- Objective: Among the entries, which lines carry the string "использования"? Copy each of them.

- Input material:

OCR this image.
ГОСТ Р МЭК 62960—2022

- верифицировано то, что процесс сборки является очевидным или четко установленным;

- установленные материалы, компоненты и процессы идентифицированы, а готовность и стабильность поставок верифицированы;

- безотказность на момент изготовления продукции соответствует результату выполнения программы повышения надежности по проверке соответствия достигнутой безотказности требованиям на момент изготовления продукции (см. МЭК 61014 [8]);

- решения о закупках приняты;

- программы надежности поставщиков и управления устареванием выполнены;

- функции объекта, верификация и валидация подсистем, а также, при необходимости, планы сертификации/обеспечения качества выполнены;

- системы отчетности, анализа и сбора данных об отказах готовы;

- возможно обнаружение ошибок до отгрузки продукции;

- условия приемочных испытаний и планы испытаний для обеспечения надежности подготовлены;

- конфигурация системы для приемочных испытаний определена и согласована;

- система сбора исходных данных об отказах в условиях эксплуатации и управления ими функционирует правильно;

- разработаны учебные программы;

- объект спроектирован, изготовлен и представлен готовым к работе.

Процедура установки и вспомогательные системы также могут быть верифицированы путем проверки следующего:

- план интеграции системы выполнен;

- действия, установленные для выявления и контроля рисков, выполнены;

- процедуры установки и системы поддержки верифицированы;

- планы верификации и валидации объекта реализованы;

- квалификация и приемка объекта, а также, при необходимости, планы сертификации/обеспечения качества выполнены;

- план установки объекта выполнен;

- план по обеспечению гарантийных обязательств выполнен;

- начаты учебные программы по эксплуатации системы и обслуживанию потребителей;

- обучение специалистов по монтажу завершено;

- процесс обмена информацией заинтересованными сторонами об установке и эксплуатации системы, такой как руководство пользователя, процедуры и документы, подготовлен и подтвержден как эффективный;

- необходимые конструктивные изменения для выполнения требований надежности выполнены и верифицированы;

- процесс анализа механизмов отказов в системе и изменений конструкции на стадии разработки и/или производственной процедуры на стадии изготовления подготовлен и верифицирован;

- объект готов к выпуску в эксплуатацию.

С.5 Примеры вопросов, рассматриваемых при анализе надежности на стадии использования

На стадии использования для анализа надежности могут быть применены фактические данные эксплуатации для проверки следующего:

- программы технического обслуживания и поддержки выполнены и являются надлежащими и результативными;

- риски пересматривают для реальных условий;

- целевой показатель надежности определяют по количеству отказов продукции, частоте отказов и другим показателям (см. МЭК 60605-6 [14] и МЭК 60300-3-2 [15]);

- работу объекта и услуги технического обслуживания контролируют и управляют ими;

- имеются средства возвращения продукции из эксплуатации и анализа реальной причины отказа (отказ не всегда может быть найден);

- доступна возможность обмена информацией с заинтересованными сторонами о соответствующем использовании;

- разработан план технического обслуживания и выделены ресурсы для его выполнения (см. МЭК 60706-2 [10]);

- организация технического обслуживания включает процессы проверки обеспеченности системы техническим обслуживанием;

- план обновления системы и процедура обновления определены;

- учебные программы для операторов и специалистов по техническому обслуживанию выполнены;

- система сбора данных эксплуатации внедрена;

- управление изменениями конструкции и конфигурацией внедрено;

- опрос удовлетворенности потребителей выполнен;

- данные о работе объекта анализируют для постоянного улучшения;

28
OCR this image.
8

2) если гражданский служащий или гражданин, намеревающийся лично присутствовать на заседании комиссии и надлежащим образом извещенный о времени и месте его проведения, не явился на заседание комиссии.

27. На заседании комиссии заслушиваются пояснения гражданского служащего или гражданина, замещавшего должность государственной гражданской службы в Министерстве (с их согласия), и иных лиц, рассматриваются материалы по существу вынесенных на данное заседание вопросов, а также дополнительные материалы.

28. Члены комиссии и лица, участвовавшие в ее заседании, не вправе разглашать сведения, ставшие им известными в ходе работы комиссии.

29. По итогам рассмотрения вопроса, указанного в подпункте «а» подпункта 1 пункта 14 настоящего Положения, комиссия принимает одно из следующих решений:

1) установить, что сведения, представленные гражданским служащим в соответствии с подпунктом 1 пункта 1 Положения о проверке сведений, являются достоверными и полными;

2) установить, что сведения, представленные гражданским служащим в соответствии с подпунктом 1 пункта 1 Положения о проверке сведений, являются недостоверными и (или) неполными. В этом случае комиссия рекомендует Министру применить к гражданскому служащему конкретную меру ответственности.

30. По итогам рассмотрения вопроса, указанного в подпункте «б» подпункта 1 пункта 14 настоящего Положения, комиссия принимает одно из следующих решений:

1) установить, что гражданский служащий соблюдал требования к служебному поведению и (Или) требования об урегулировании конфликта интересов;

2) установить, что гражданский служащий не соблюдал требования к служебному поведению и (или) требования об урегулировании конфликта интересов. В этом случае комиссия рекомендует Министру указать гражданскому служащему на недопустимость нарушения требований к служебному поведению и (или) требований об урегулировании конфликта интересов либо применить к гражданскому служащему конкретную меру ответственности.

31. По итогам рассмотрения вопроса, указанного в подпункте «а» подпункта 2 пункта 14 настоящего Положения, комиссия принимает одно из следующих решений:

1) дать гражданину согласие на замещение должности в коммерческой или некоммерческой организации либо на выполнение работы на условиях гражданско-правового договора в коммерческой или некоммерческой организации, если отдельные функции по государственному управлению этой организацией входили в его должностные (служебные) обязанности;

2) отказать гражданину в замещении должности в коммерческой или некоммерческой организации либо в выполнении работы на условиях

- Full response:
С.5 Примеры вопросов, рассматриваемых при анализе надежности на стадии использования
На стадии использования для анализа надежности могут быть применены фактические данные эксплуатации для проверки следующего:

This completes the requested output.